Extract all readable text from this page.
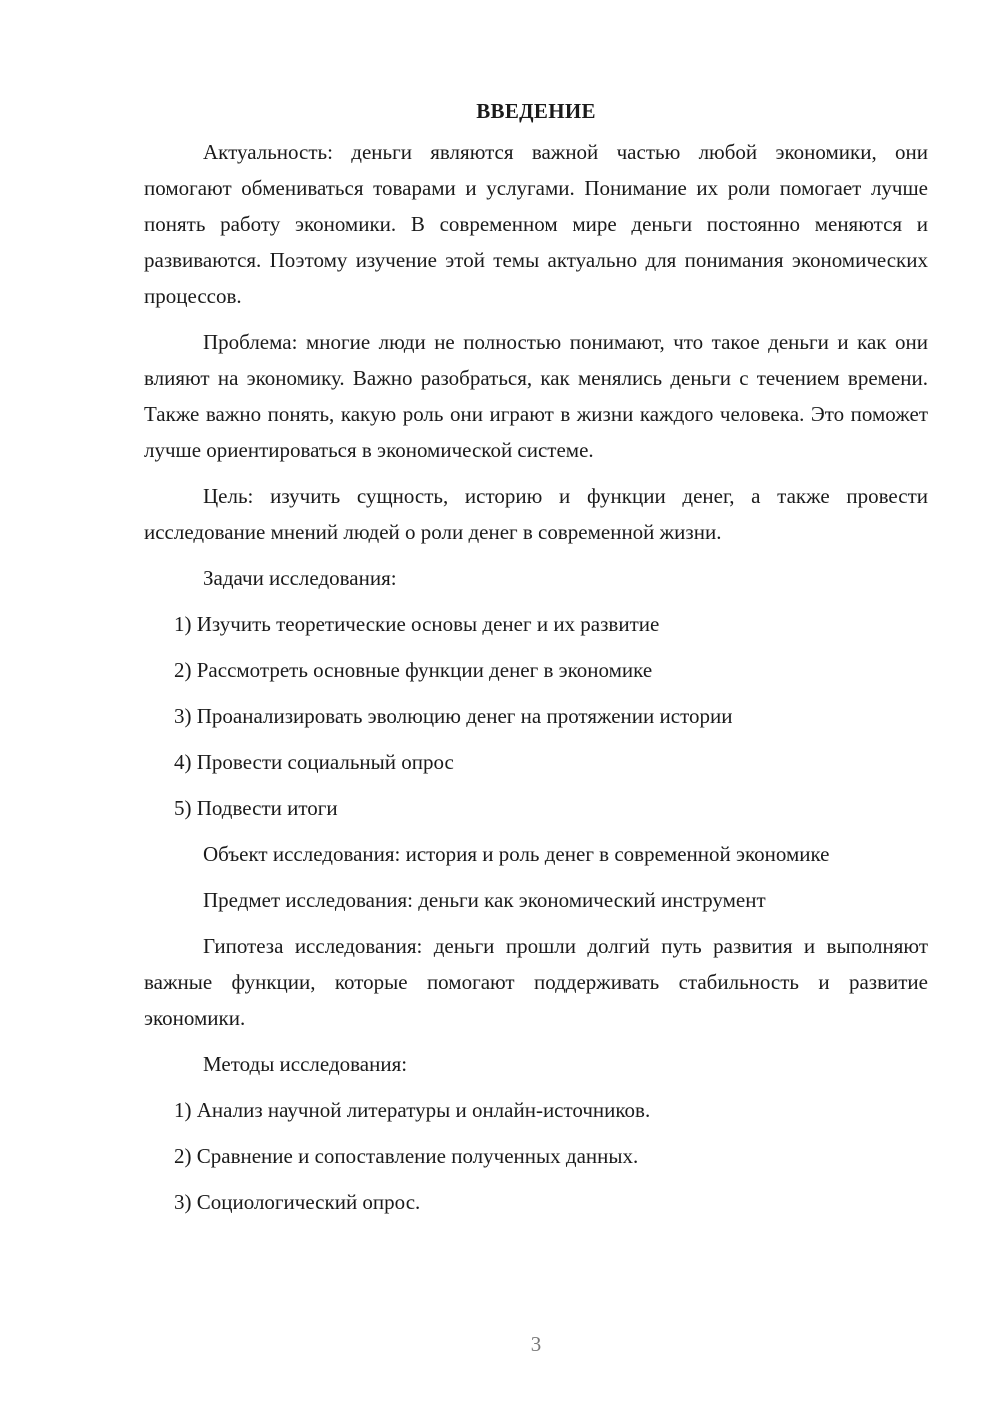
ВВЕДЕНИЕ

Актуальность: деньги являются важной частью любой экономики, они помогают обмениваться товарами и услугами. Понимание их роли помогает лучше понять работу экономики. В современном мире деньги постоянно меняются и развиваются. Поэтому изучение этой темы актуально для понимания экономических процессов.

Проблема: многие люди не полностью понимают, что такое деньги и как они влияют на экономику. Важно разобраться, как менялись деньги с течением времени. Также важно понять, какую роль они играют в жизни каждого человека. Это поможет лучше ориентироваться в экономической системе.

Цель: изучить сущность, историю и функции денег, а также провести исследование мнений людей о роли денег в современной жизни.

Задачи исследования:

1) Изучить теоретические основы денег и их развитие

2) Рассмотреть основные функции денег в экономике

3) Проанализировать эволюцию денег на протяжении истории

4) Провести социальный опрос

5) Подвести итоги

Объект исследования: история и роль денег в современной экономике

Предмет исследования: деньги как экономический инструмент

Гипотеза исследования: деньги прошли долгий путь развития и выполняют важные функции, которые помогают поддерживать стабильность и развитие экономики.

Методы исследования:

1) Анализ научной литературы и онлайн-источников.

2) Сравнение и сопоставление полученных данных.

3) Социологический опрос.

3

▬▬▬▬▬▬

## Prompt
In the copy, include all records verbatim but no images.

## Solution to the exercise
Extract all readable text from this page.
ВВЕДЕНИЕ

Актуальность: деньги являются важной частью любой экономики, они помогают обмениваться товарами и услугами. Понимание их роли помогает лучше понять работу экономики. В современном мире деньги постоянно меняются и развиваются. Поэтому изучение этой темы актуально для понимания экономических процессов.

Проблема: многие люди не полностью понимают, что такое деньги и как они влияют на экономику. Важно разобраться, как менялись деньги с течением времени. Также важно понять, какую роль они играют в жизни каждого человека. Это поможет лучше ориентироваться в экономической системе.

Цель: изучить сущность, историю и функции денег, а также провести исследование мнений людей о роли денег в современной жизни.

Задачи исследования:

1) Изучить теоретические основы денег и их развитие

2) Рассмотреть основные функции денег в экономике

3) Проанализировать эволюцию денег на протяжении истории

4) Провести социальный опрос

5) Подвести итоги

Объект исследования: история и роль денег в современной экономике

Предмет исследования: деньги как экономический инструмент

Гипотеза исследования: деньги прошли долгий путь развития и выполняют важные функции, которые помогают поддерживать стабильность и развитие экономики.

Методы исследования:

1) Анализ научной литературы и онлайн-источников.

2) Сравнение и сопоставление полученных данных.

3) Социологический опрос.

3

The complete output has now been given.